§ WHAT THE EXERCISE ASKS
Your task is to give the listing below back word for word, pictures excluded.

[Dataset entries]
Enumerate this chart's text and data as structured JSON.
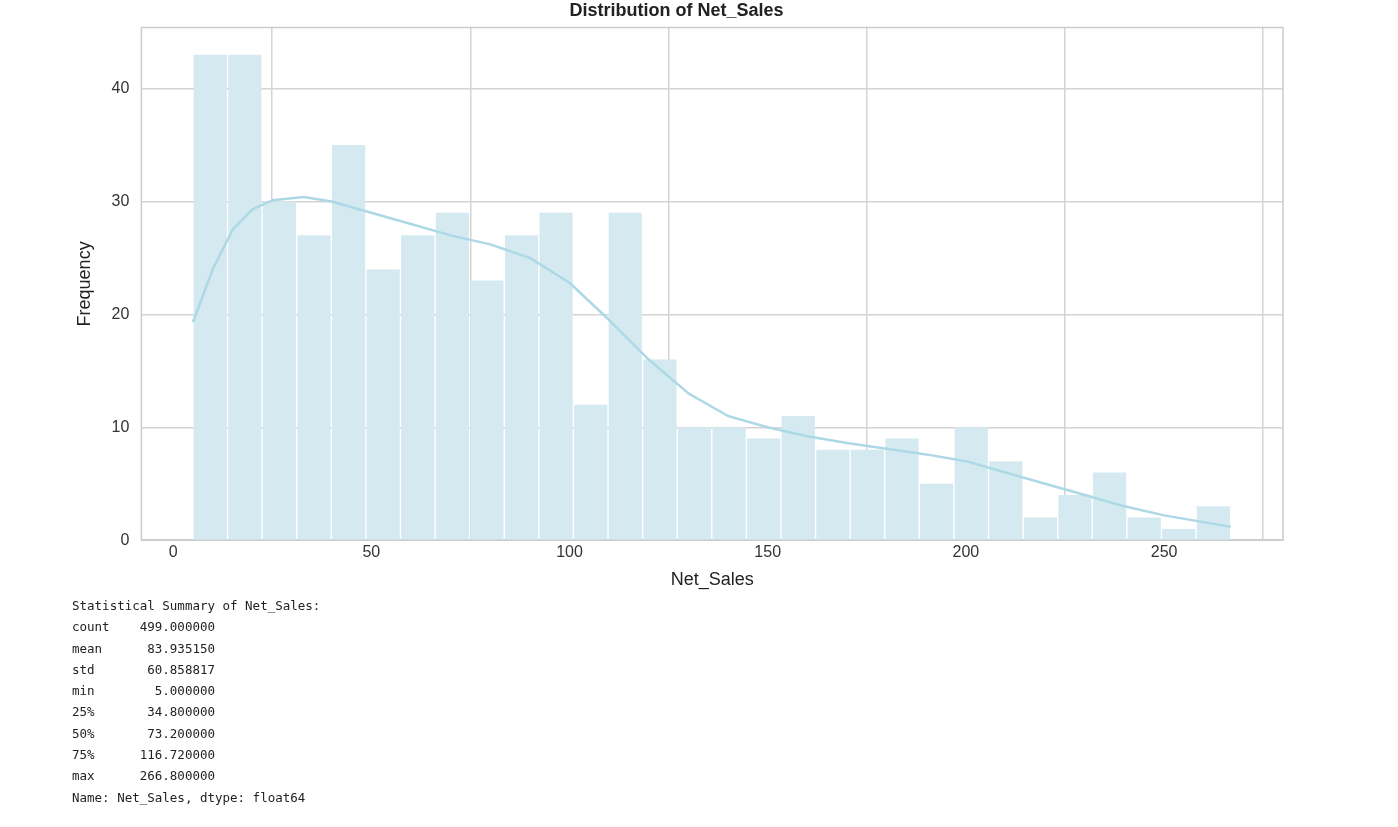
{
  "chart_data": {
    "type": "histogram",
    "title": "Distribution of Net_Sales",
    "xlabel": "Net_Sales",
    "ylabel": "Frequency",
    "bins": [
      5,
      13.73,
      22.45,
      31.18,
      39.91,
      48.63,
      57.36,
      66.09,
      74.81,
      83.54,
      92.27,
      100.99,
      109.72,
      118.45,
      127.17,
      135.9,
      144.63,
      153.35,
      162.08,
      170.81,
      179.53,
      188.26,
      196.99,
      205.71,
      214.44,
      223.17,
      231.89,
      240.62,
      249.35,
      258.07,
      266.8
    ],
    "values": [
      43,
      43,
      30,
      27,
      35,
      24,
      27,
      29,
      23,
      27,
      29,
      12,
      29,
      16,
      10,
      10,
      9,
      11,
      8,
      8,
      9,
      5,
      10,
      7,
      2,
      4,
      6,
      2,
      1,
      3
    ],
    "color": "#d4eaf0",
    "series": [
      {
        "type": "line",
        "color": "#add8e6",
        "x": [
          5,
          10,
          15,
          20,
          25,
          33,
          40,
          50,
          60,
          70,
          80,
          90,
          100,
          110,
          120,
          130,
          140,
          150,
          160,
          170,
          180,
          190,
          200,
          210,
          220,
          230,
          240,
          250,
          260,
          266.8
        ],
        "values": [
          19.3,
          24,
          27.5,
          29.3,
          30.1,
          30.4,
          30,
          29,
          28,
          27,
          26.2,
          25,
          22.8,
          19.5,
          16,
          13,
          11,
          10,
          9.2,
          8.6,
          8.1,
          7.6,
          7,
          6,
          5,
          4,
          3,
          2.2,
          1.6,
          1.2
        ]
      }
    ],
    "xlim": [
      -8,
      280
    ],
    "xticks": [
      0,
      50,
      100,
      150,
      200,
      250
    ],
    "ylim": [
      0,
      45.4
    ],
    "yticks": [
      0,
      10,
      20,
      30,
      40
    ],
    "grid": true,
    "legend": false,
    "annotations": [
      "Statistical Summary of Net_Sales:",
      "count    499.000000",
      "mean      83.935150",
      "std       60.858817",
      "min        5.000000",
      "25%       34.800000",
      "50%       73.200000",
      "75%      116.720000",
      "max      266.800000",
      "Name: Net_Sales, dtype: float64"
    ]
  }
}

§ REPLY
Enumerate this chart's text and data as structured JSON.
{
  "chart_data": {
    "type": "histogram",
    "title": "Distribution of Net_Sales",
    "xlabel": "Net_Sales",
    "ylabel": "Frequency",
    "bins": [
      5,
      13.73,
      22.45,
      31.18,
      39.91,
      48.63,
      57.36,
      66.09,
      74.81,
      83.54,
      92.27,
      100.99,
      109.72,
      118.45,
      127.17,
      135.9,
      144.63,
      153.35,
      162.08,
      170.81,
      179.53,
      188.26,
      196.99,
      205.71,
      214.44,
      223.17,
      231.89,
      240.62,
      249.35,
      258.07,
      266.8
    ],
    "values": [
      43,
      43,
      30,
      27,
      35,
      24,
      27,
      29,
      23,
      27,
      29,
      12,
      29,
      16,
      10,
      10,
      9,
      11,
      8,
      8,
      9,
      5,
      10,
      7,
      2,
      4,
      6,
      2,
      1,
      3
    ],
    "color": "#d4eaf0",
    "series": [
      {
        "type": "line",
        "color": "#add8e6",
        "x": [
          5,
          10,
          15,
          20,
          25,
          33,
          40,
          50,
          60,
          70,
          80,
          90,
          100,
          110,
          120,
          130,
          140,
          150,
          160,
          170,
          180,
          190,
          200,
          210,
          220,
          230,
          240,
          250,
          260,
          266.8
        ],
        "values": [
          19.3,
          24,
          27.5,
          29.3,
          30.1,
          30.4,
          30,
          29,
          28,
          27,
          26.2,
          25,
          22.8,
          19.5,
          16,
          13,
          11,
          10,
          9.2,
          8.6,
          8.1,
          7.6,
          7,
          6,
          5,
          4,
          3,
          2.2,
          1.6,
          1.2
        ]
      }
    ],
    "xlim": [
      -8,
      280
    ],
    "xticks": [
      0,
      50,
      100,
      150,
      200,
      250
    ],
    "ylim": [
      0,
      45.4
    ],
    "yticks": [
      0,
      10,
      20,
      30,
      40
    ],
    "grid": true,
    "legend": false,
    "annotations": [
      "Statistical Summary of Net_Sales:",
      "count    499.000000",
      "mean      83.935150",
      "std       60.858817",
      "min        5.000000",
      "25%       34.800000",
      "50%       73.200000",
      "75%      116.720000",
      "max      266.800000",
      "Name: Net_Sales, dtype: float64"
    ]
  }
}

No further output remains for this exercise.